> _やること 1_: 下の保活についての文章から、「都市部で道行く母親に声をかけ」から「こそ、そこに入れたいんです」」まで（その言葉も含めて）をそのまま書き写してください。

> _元の文章_:
::::::::::

都市部で道行く母親に声をかければ、その数だけ「保活」の苦労話を聞けるだろう。保活とは、保育園へ入れるための保護者の活動を指す。当たり前のように存在してきた問題にもかかわらず、その詳細は意外に知られていない。
「子どもを預けられるならどこでもいい、というわけではないんです。認可保育所は一定の基準をクリアしている。だからこそ、そこに入れたいんです」
待機児童が日本一多い東京・世田谷区で『世田谷保育親の会』の運営にボランティアでかかわる夏木礼子さん(46=仮名)は、母親たちの思いをこう代弁する。
子どもに安心で良質な保育を受けさせたい、それが親心というもの。認可保育所なら、建築基準法等の関係法令の定めに従うほか、採光、換気、危険防止にも十分に注意を払った運営が求められるなど、自治体ごとに基準が定められており、保育の質が担保されている。さらに公的資金補助があるため、保育料も安価な金額ですむ。だからこそ認可保育所の倍率は上がる。
待機児童も保活も、今に始まった話ではない。『保育園落ちた日本死ね!!!』のブログをきっかけに、保育をめぐるさまざまな問題に注目が集まるようになったが、
「これまで保活の問題は可視化されませんでした。働きながら子育てをしていれば、常に走り続けているような状態。声を上げ続ける余裕はない。何とか入れてしまえば、今度は仕事と子育ての両立で忙しい。だから政治にも反映されてこなかった」(夏木さん)
どれだけ保活が過酷か。なんとか長子を認可保育所に入れることができた世田谷区の天野香織さん(44=仮名)は、駆けずり回った記憶を思い起こし、何度か声を詰まらせた。
「育児のためにお休みしているのに、保活に苦しんで子どもにあたってしまうことがありましたね。“何をしているんだろう”って」
'14年1月に出産した天野さんは、食品メーカーのマーケティング部の部長代理。20年働いた会社を辞めることは考えなかった。
「周りから“都内の保育園探しは大変だよ”と聞いてはいたけれど、この苦労はやってみた人にしかわからないと思う」
天野さんが保育園の情報を集め始めたのは、妊娠中から。実際に行動しだしたのは、子どもが生まれ半年ほどたった'14年の夏だ。
そのころ港区に住んでいた天野さんは、半年後に世田谷区に引っ越す予定があったため、土地勘のない世田谷区で保育園をめぐり歩いた。
「真夏に生後半年の子どもを連れて、ベビーカーで。園に時間や日を指定されるので1日1園しか回れないんです。6月に電話をして、10月に来てください、と言われたこともありました」
リストアップした園は都道府県知事の認可を受けた認可保育所が10、それよりやや基準がゆるい都独自の認証保育所と、国の認可を受けていない認可外保育所が8。すべて回った。保活用のノートを作り、一覧化して情報収集にあたった。

::::::::::

> _データ一覧_:
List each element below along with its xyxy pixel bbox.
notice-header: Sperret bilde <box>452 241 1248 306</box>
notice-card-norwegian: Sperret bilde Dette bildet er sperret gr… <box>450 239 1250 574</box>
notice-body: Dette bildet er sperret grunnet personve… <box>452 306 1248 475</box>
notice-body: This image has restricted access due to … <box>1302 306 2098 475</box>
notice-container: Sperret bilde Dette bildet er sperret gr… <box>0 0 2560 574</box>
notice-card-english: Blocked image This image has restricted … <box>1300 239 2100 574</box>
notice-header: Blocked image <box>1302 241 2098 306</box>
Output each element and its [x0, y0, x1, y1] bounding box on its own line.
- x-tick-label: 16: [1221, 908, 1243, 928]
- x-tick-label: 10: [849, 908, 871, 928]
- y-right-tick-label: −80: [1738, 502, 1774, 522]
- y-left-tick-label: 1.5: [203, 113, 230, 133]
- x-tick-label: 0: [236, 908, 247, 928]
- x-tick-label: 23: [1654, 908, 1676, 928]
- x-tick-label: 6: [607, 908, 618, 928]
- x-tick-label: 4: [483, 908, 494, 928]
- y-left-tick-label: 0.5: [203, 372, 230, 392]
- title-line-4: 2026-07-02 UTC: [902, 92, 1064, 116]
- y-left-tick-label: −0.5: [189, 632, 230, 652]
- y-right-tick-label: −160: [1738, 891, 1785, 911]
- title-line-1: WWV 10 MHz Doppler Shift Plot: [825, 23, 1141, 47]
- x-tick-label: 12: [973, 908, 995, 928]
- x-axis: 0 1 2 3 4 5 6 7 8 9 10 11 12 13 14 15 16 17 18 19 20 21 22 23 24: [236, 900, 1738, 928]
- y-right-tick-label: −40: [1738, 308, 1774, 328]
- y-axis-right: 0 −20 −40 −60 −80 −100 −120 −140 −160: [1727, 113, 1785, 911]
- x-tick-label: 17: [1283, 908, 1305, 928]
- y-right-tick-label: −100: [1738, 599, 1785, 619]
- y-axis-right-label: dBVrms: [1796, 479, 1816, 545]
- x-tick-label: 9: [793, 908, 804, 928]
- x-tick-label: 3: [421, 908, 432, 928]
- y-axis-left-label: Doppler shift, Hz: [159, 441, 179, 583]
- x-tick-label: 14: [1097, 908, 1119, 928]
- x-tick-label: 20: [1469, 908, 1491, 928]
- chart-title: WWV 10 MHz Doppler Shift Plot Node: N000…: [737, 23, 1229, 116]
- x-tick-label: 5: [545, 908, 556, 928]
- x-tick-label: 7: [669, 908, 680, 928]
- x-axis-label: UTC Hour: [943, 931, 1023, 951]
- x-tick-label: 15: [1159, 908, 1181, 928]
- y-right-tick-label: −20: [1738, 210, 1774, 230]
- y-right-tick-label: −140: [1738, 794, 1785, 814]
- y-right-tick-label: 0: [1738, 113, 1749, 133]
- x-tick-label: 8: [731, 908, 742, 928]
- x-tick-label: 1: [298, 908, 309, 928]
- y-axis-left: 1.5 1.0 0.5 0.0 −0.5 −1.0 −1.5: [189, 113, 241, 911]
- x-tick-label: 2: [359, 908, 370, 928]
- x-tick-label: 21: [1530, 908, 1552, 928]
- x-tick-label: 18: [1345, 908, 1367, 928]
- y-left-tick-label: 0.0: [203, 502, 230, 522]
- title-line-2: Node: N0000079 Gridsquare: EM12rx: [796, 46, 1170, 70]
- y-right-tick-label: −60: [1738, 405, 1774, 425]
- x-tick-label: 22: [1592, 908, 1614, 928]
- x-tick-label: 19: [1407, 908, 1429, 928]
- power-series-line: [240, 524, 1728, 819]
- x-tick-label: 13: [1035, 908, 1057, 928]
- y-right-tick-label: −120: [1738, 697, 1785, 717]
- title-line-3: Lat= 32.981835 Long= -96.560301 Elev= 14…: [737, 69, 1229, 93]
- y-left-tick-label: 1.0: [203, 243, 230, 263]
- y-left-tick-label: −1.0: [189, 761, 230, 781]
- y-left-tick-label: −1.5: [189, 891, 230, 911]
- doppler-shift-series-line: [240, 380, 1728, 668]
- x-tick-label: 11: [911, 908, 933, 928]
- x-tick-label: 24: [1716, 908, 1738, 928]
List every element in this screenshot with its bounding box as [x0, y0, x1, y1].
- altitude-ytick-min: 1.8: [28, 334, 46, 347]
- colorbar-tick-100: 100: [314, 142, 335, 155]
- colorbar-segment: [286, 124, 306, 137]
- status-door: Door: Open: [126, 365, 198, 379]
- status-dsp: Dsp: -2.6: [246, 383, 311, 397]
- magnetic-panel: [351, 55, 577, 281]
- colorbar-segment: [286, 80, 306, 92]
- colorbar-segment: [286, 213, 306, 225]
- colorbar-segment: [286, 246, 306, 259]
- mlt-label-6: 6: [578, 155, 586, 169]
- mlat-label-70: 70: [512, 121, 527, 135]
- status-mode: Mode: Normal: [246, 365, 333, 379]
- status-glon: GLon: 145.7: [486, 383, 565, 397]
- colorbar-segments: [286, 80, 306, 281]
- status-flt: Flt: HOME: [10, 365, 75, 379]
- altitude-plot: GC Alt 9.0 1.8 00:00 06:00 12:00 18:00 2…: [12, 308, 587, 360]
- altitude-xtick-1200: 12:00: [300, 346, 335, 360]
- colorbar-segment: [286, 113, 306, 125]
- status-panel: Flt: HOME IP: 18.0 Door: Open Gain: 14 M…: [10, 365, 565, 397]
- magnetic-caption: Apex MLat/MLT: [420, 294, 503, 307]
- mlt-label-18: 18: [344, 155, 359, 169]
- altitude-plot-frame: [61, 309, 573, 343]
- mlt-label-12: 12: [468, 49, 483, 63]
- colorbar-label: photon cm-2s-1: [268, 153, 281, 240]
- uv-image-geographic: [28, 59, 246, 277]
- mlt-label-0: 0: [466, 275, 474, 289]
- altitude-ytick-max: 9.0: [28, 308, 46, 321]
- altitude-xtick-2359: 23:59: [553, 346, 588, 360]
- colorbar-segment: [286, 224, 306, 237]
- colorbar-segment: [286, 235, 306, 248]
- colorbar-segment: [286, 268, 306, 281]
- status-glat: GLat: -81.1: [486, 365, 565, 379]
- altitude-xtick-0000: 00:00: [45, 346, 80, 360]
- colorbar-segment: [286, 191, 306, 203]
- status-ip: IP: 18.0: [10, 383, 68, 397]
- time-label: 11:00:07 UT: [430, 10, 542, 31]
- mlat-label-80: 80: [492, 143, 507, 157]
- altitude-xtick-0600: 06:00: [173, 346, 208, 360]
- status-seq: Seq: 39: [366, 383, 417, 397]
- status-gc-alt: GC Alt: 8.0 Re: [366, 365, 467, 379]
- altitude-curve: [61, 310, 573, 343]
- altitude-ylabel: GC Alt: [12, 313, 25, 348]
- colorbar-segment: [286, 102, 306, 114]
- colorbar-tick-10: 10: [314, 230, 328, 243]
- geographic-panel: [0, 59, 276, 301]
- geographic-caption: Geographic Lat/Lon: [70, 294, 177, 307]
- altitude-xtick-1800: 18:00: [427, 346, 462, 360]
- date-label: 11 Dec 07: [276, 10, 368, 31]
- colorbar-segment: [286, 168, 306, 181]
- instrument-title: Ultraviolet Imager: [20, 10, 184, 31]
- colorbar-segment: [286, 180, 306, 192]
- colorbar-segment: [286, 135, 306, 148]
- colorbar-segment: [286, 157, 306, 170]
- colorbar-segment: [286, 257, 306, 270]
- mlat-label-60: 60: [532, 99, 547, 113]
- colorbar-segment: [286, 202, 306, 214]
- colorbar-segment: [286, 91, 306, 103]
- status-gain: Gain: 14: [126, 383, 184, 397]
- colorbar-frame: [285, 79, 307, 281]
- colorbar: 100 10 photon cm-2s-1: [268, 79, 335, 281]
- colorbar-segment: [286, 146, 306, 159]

::::::::::

> _やること 2_: 上のデータ一覧の最初の行から「notice-card-norwegian: Sperret bilde」がある行まで（その行も含めて）を、一字も変えずにもう一度書いてください。

> _正しい答え 1_:
都市部で道行く母親に声をかければ、その数だけ「保活」の苦労話を聞けるだろう。保活とは、保育園へ入れるための保護者の活動を指す。当たり前のように存在してきた問題にもかかわらず、その詳細は意外に知られていない。
「子どもを預けられるならどこでもいい、というわけではないんです。認可保育所は一定の基準をクリアしている。だからこそ、そこに入れたいんです」

> _正しい答え 2_:
List each element below along with its xyxy pixel bbox.
notice-header: Sperret bilde <box>452 241 1248 306</box>
notice-card-norwegian: Sperret bilde Dette bildet er sperret gr… <box>450 239 1250 574</box>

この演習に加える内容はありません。